Your instructions: Below are the records; locate each line with the word "cũng" and copy it.

|---|

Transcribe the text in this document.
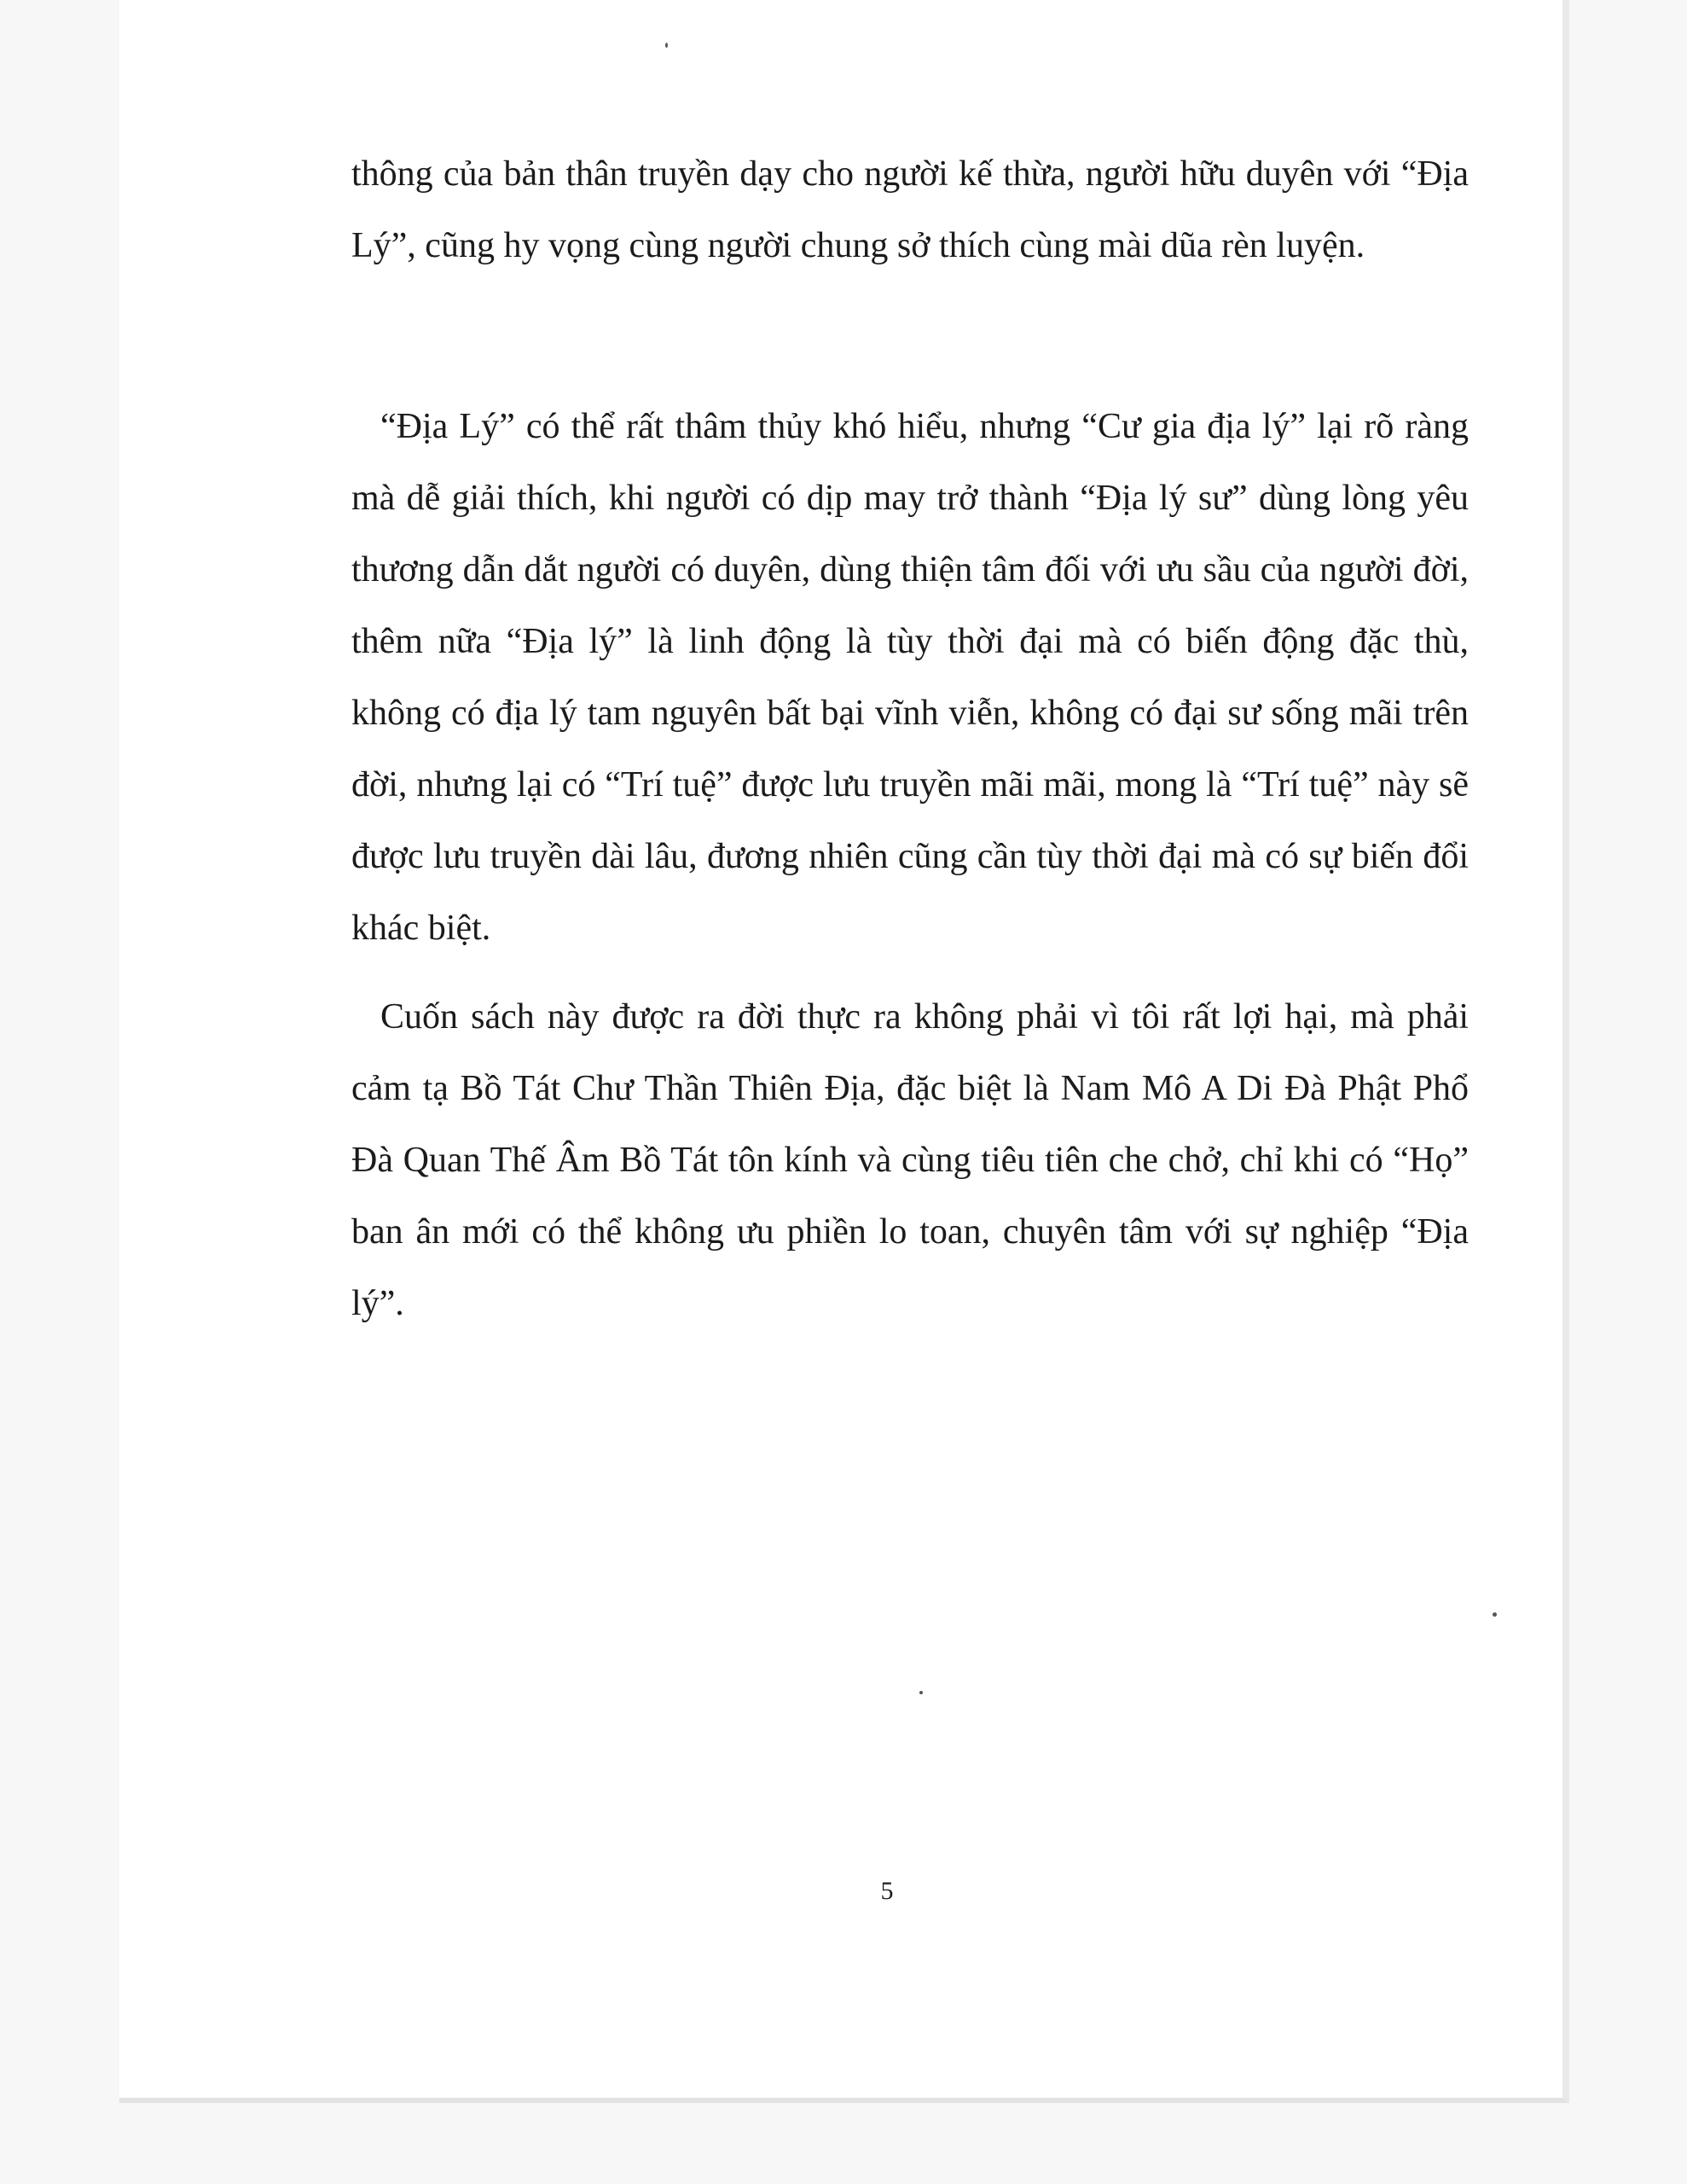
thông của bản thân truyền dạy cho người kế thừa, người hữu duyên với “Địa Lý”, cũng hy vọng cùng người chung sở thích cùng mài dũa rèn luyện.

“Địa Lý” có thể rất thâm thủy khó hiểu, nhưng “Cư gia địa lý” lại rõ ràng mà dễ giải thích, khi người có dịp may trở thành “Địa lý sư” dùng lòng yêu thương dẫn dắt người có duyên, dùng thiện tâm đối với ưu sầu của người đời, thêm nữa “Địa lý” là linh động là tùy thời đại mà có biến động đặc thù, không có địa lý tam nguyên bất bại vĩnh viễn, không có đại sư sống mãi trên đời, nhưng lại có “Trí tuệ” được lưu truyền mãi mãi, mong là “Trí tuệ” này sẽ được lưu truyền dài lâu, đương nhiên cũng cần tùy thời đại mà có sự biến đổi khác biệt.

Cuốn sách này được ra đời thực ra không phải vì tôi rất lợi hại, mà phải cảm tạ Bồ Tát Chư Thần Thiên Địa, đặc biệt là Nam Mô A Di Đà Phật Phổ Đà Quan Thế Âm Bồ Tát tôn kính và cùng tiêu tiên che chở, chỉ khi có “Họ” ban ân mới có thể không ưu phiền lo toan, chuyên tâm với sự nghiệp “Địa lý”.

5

|---|

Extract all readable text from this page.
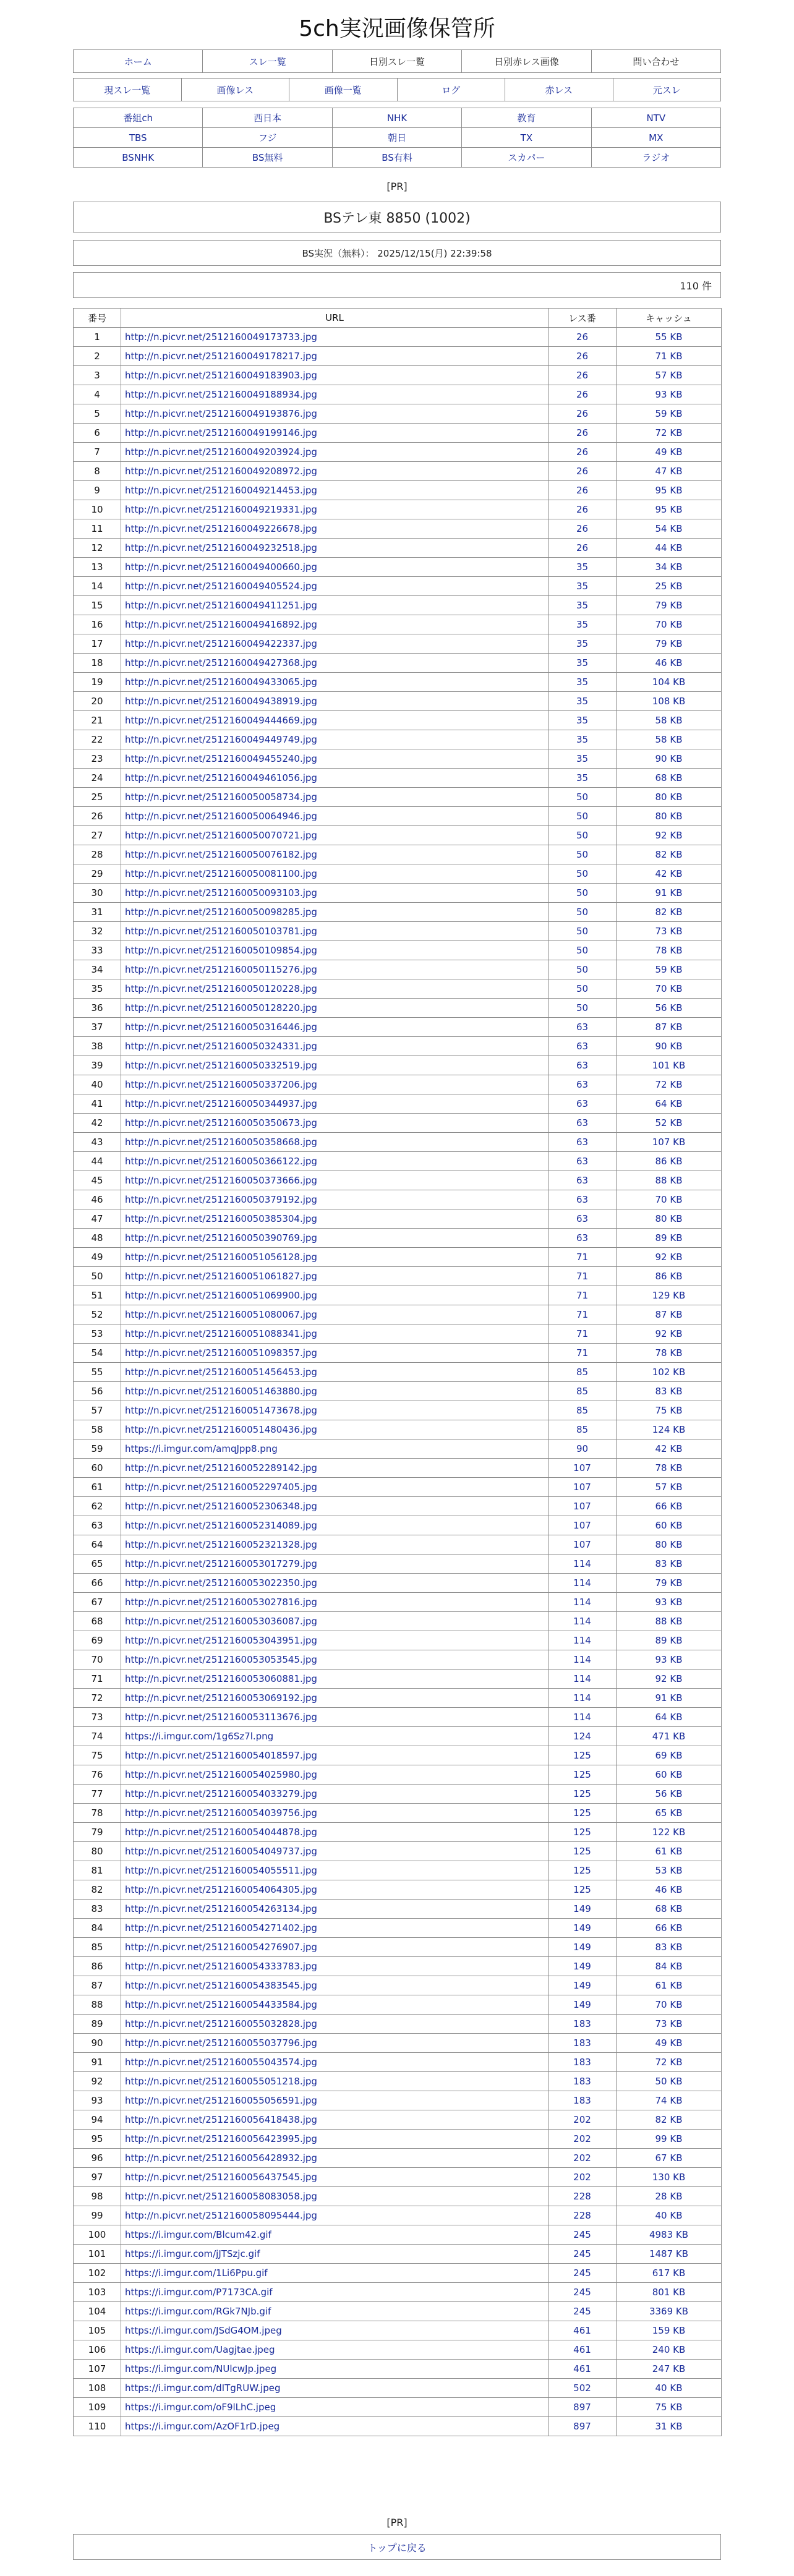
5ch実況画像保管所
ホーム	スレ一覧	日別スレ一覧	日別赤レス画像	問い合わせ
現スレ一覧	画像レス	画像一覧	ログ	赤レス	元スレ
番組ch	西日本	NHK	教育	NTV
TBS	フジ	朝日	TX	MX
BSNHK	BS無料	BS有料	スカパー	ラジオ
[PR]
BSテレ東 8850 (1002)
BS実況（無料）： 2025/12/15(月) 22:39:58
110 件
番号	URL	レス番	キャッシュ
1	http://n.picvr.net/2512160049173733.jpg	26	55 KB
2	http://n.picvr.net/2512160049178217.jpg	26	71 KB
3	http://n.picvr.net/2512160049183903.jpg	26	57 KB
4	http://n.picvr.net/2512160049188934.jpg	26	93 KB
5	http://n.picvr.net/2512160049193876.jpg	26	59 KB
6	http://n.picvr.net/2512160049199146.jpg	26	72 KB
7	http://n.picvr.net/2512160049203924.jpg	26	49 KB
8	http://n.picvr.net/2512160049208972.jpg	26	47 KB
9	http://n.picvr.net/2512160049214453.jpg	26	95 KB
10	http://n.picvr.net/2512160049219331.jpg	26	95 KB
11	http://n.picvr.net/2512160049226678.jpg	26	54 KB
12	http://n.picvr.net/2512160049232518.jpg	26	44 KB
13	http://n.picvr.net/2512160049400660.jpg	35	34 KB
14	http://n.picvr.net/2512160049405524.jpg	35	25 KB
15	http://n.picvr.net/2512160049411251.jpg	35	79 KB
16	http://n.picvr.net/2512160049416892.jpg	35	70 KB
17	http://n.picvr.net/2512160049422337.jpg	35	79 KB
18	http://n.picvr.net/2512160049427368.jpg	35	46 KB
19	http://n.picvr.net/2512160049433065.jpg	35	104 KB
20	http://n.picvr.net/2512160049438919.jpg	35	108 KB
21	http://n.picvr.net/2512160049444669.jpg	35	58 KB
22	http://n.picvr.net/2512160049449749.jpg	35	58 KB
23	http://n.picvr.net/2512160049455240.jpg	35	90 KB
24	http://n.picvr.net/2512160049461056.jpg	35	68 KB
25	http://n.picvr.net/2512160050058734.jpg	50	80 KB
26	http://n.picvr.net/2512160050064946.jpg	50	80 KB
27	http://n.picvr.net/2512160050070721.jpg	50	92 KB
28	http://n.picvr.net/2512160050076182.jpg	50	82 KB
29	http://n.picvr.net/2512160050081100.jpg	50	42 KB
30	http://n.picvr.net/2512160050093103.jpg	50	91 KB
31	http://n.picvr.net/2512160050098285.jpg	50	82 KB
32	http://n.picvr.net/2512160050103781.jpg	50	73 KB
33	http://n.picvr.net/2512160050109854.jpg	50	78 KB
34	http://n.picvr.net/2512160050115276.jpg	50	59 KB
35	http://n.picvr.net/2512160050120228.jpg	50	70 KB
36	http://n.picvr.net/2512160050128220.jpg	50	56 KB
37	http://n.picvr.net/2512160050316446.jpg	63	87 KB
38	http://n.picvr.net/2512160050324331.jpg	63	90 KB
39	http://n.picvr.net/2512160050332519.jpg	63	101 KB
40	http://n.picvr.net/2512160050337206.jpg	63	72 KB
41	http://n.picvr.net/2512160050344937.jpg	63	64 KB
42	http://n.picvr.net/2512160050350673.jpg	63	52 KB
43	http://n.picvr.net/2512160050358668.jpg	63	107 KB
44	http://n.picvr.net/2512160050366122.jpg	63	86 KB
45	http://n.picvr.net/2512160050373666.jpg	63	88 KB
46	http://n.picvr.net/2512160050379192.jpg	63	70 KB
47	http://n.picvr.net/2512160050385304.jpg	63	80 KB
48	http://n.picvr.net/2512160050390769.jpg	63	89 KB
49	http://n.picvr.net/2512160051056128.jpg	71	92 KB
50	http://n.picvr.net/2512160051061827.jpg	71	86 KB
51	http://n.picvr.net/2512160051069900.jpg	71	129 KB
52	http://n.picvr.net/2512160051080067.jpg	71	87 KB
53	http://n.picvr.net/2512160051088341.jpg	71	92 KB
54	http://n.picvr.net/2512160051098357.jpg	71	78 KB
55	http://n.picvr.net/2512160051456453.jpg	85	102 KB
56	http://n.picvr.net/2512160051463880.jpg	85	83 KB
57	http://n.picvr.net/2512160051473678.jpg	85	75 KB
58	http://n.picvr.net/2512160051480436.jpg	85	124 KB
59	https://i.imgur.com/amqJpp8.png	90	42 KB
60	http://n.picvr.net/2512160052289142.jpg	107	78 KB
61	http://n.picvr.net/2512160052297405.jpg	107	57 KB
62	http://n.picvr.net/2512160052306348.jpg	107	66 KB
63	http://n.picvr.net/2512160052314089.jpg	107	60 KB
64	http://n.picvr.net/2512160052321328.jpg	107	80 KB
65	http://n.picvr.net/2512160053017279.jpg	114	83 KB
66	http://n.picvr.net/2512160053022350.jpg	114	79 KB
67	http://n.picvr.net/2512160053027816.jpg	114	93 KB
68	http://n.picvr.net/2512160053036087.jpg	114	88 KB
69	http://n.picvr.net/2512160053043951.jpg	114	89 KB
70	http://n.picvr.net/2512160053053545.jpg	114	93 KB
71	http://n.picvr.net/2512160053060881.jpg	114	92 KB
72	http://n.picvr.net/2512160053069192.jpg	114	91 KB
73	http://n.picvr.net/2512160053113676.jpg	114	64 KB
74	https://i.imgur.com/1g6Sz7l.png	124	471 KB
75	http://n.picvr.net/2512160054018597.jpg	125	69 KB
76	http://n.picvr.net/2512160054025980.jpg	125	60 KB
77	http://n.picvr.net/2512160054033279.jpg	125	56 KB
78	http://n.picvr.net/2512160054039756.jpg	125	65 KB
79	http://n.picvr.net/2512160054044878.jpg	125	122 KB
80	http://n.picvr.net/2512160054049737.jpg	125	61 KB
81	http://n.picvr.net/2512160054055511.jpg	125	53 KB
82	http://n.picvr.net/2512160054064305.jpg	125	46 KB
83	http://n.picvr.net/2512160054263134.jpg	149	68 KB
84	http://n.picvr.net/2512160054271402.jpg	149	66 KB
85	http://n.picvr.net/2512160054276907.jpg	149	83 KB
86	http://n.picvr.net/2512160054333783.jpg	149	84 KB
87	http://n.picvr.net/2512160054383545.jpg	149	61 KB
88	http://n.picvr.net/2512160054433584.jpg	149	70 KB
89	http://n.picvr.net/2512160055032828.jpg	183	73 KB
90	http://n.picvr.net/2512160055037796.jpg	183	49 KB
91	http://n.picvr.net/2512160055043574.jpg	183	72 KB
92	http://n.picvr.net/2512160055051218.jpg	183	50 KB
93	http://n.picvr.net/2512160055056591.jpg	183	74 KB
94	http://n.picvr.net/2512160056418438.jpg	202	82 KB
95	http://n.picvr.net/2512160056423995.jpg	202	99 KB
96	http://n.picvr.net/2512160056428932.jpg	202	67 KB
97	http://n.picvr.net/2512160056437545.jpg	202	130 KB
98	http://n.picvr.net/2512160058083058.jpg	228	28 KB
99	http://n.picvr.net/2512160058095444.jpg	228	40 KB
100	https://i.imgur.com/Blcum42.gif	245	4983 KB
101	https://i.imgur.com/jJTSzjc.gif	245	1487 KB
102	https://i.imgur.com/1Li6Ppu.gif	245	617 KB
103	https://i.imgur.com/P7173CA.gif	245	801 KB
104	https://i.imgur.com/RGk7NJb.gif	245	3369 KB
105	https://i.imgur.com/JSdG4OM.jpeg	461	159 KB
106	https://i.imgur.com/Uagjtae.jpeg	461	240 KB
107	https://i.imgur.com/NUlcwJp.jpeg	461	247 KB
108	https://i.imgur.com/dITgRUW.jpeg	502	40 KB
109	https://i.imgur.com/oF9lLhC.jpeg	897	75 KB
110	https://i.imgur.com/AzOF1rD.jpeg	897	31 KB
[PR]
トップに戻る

|---|

The completed task:
thông của bản thân truyền dạy cho người kế thừa, người hữu duyên với “Địa Lý”, cũng hy vọng cùng người chung sở thích cùng mài dũa rèn luyện.
“Địa Lý” có thể rất thâm thủy khó hiểu, nhưng “Cư gia địa lý” lại rõ ràng mà dễ giải thích, khi người có dịp may trở thành “Địa lý sư” dùng lòng yêu thương dẫn dắt người có duyên, dùng thiện tâm đối với ưu sầu của người đời, thêm nữa “Địa lý” là linh động là tùy thời đại mà có biến động đặc thù, không có địa lý tam nguyên bất bại vĩnh viễn, không có đại sư sống mãi trên đời, nhưng lại có “Trí tuệ” được lưu truyền mãi mãi, mong là “Trí tuệ” này sẽ được lưu truyền dài lâu, đương nhiên cũng cần tùy thời đại mà có sự biến đổi khác biệt.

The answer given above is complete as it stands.